# [Provided records]

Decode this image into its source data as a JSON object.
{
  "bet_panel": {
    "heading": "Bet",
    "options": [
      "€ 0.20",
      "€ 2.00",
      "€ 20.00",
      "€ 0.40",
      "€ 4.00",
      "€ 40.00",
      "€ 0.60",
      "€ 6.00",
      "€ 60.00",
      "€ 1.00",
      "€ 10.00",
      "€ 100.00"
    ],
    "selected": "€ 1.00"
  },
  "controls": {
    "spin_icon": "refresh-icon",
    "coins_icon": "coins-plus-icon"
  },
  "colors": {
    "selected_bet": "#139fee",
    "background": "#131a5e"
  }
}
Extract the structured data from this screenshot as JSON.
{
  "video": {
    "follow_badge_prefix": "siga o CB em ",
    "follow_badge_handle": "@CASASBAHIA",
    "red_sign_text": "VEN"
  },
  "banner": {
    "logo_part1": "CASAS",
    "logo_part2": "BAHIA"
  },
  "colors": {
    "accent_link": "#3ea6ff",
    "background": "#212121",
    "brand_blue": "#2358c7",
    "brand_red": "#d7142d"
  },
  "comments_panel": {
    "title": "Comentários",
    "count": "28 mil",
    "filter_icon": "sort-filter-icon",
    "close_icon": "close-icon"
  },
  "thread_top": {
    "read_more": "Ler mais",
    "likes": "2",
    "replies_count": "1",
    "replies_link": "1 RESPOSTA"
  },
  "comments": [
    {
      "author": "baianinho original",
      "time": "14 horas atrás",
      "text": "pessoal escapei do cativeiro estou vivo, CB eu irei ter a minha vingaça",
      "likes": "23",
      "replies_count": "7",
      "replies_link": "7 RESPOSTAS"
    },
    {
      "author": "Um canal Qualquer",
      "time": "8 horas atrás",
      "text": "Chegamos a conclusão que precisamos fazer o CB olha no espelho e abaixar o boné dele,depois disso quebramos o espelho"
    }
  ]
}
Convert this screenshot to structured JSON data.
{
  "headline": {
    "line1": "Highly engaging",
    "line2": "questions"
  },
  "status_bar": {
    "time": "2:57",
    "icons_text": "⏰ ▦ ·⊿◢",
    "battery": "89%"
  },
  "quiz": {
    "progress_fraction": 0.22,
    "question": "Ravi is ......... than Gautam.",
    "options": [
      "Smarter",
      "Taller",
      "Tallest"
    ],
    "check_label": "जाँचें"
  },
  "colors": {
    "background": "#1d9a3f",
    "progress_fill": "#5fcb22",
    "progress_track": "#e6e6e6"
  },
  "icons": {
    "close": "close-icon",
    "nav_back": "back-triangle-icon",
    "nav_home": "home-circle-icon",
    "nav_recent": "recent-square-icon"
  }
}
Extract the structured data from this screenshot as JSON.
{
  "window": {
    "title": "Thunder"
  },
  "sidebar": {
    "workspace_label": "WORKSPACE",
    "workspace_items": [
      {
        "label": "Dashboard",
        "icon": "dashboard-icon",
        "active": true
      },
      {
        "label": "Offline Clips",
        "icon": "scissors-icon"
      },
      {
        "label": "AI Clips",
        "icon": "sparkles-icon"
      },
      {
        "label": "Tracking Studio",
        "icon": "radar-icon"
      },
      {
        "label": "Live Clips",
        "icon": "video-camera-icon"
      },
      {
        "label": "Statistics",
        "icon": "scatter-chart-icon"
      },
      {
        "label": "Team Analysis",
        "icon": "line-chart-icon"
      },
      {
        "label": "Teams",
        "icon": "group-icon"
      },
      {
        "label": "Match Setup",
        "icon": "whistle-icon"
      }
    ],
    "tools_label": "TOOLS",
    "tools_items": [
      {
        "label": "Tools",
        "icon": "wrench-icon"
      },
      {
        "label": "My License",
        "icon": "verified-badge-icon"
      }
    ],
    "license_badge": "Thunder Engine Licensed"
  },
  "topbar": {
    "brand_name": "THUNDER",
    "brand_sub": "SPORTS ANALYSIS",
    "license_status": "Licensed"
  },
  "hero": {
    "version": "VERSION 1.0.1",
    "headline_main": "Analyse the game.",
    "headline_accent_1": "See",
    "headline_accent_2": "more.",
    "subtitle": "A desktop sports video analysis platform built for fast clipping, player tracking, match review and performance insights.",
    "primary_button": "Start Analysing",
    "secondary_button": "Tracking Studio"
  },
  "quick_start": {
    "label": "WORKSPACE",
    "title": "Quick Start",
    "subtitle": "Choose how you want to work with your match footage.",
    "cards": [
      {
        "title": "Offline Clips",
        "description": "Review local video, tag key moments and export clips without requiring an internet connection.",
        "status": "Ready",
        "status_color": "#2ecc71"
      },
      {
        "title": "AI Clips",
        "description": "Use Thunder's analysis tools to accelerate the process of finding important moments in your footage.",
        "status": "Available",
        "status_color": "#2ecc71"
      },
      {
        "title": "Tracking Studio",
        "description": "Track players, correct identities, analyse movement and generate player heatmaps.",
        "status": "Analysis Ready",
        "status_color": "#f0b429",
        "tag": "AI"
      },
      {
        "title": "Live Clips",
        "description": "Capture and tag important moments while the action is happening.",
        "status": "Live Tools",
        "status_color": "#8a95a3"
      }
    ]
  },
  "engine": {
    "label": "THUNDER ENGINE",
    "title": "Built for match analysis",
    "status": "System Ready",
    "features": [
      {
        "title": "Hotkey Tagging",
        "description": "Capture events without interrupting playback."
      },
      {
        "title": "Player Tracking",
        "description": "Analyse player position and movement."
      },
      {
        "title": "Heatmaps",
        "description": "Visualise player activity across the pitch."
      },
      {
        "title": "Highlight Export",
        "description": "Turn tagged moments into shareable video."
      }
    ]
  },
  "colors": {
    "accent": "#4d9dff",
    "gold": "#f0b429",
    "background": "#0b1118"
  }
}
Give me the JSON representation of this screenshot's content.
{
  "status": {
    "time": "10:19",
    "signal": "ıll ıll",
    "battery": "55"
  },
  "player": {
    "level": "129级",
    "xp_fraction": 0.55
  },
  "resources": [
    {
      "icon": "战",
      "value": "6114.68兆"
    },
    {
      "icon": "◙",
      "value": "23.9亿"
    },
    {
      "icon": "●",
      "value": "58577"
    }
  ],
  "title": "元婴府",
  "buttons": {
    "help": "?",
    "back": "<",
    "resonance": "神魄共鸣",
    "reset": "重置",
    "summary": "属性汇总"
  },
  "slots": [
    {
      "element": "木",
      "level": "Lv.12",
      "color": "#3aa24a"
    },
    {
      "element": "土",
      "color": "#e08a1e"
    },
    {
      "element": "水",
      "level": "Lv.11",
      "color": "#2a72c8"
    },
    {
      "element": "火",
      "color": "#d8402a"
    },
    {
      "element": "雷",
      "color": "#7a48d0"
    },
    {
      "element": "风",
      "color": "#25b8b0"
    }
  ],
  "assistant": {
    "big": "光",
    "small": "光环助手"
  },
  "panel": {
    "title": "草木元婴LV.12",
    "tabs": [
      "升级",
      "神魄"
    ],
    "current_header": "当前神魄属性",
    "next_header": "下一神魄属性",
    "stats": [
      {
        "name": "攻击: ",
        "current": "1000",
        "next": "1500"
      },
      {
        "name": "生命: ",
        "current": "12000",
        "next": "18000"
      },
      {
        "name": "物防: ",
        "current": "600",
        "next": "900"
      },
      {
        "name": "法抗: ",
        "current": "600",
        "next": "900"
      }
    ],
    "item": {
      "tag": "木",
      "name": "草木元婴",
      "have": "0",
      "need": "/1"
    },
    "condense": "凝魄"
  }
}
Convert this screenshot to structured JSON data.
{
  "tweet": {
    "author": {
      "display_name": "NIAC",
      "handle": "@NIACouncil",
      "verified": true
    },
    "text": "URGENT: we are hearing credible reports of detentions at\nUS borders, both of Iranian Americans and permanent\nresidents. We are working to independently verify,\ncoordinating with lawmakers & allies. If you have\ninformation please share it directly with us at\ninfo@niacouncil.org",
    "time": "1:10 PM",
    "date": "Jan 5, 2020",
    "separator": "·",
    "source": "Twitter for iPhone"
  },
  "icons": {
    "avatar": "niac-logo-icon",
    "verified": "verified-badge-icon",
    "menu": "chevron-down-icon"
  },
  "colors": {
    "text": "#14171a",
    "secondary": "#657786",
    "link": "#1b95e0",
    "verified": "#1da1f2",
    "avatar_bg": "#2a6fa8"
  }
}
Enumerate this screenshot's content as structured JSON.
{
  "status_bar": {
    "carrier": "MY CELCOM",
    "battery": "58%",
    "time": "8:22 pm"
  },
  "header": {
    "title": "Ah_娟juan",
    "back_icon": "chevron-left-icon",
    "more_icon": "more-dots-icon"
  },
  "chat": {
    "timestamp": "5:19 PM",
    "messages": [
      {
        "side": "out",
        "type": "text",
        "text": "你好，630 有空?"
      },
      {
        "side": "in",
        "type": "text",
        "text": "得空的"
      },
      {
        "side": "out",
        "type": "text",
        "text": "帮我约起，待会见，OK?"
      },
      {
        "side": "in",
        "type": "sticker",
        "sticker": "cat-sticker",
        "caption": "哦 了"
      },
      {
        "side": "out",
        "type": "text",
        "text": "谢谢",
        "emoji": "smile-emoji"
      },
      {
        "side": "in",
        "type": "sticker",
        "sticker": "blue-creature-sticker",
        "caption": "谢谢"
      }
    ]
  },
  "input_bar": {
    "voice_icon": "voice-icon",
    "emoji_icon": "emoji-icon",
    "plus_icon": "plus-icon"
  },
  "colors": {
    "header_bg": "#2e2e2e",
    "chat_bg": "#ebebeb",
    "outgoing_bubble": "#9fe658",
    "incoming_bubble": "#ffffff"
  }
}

# [Request]
List every line above that contains the word "subtitle".

# [Complete response]
    "subtitle": "A desktop sports video analysis platform built for fast clipping, player tracking, match review and performance insights.",
    "subtitle": "Choose how you want to work with your match footage.",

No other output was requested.